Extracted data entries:

::::::

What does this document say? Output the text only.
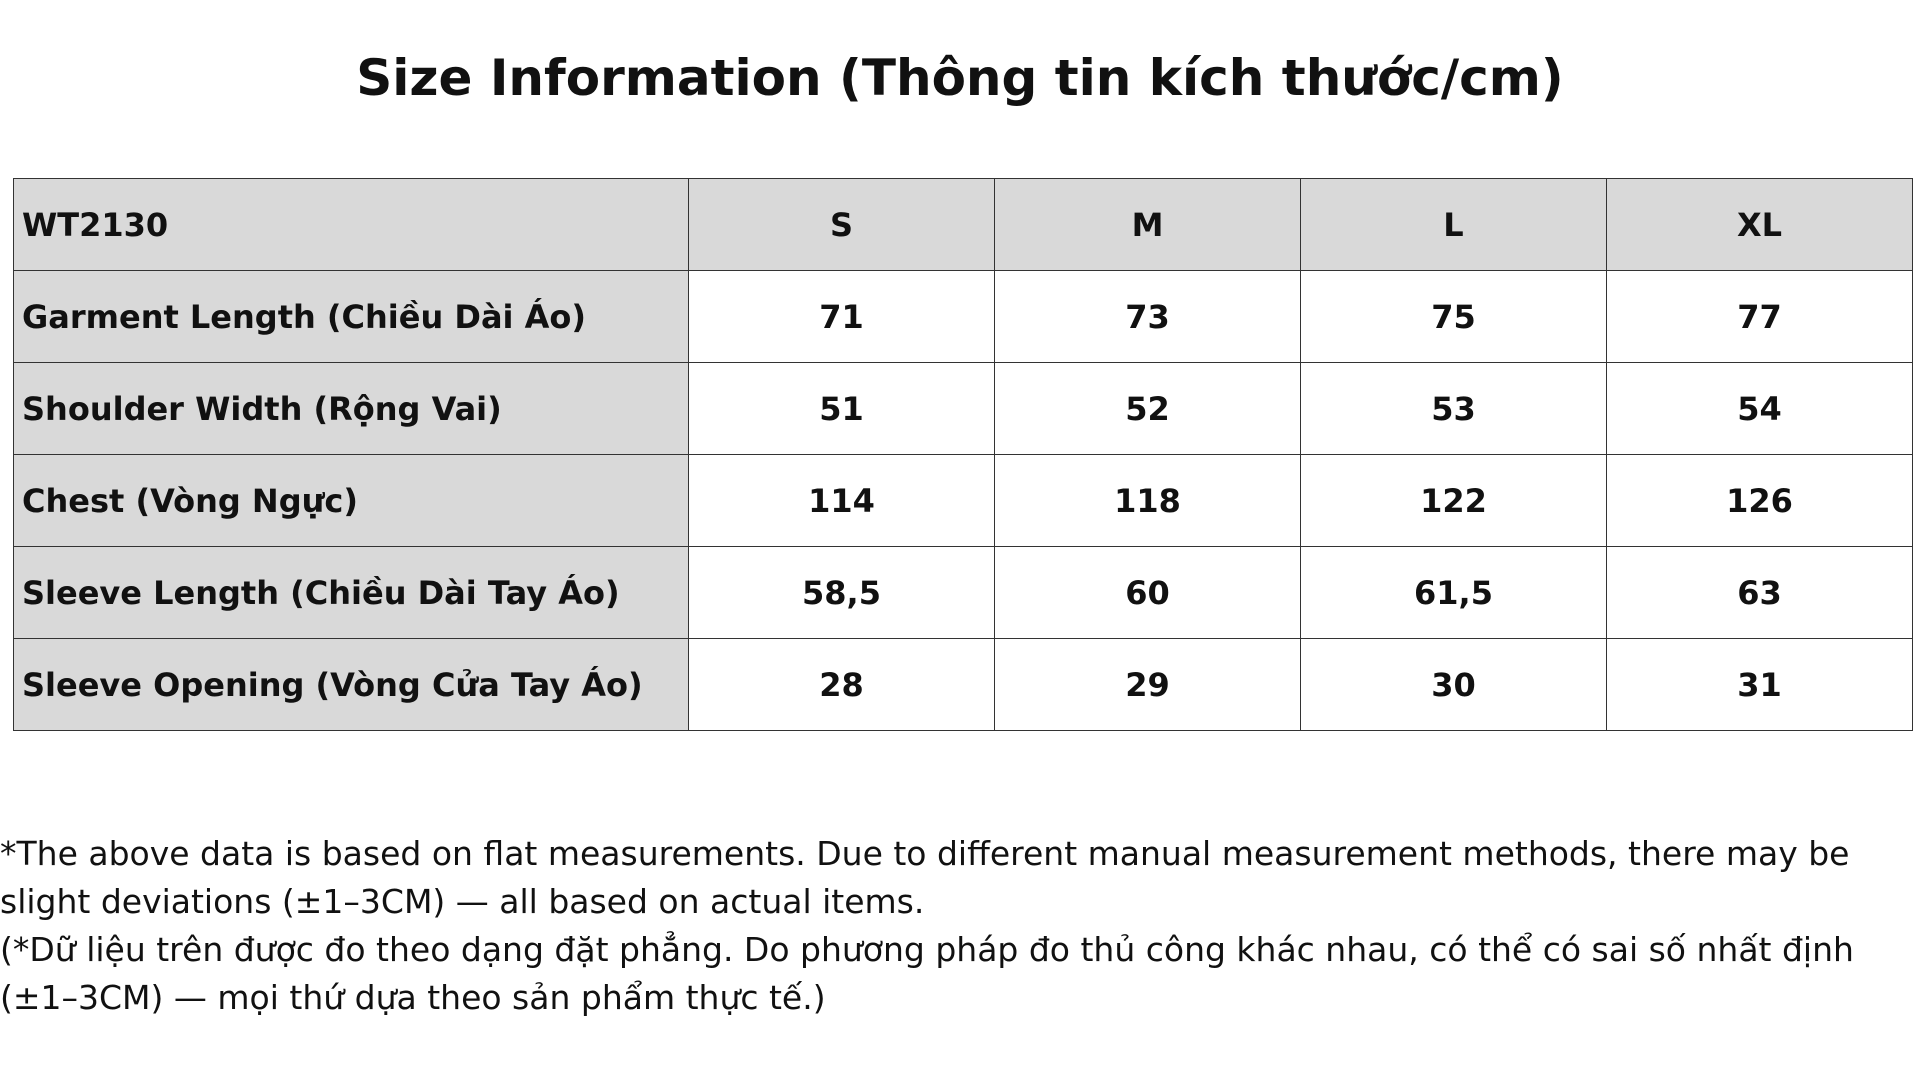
Size Information (Thông tin kích thước/cm)
WT2130	S	M	L	XL
Garment Length (Chiều Dài Áo)	71	73	75	77
Shoulder Width (Rộng Vai)	51	52	53	54
Chest (Vòng Ngực)	114	118	122	126
Sleeve Length (Chiều Dài Tay Áo)	58,5	60	61,5	63
Sleeve Opening (Vòng Cửa Tay Áo)	28	29	30	31

*The above data is based on flat measurements. Due to different manual measurement methods, there may be slight deviations (±1–3CM) — all based on actual items.

(*Dữ liệu trên được đo theo dạng đặt phẳng. Do phương pháp đo thủ công khác nhau, có thể có sai số nhất định (±1–3CM) — mọi thứ dựa theo sản phẩm thực tế.)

::::::

WORK REQUIRED:
Make an exact copy of the data above, pictures excluded.

SOLUTION:
What does this document say? Output the text only.
Size Information (Thông tin kích thước/cm)
WT2130	S	M	L	XL
Garment Length (Chiều Dài Áo)	71	73	75	77
Shoulder Width (Rộng Vai)	51	52	53	54
Chest (Vòng Ngực)	114	118	122	126
Sleeve Length (Chiều Dài Tay Áo)	58,5	60	61,5	63
Sleeve Opening (Vòng Cửa Tay Áo)	28	29	30	31

*The above data is based on flat measurements. Due to different manual measurement methods, there may be slight deviations (±1–3CM) — all based on actual items.

(*Dữ liệu trên được đo theo dạng đặt phẳng. Do phương pháp đo thủ công khác nhau, có thể có sai số nhất định (±1–3CM) — mọi thứ dựa theo sản phẩm thực tế.)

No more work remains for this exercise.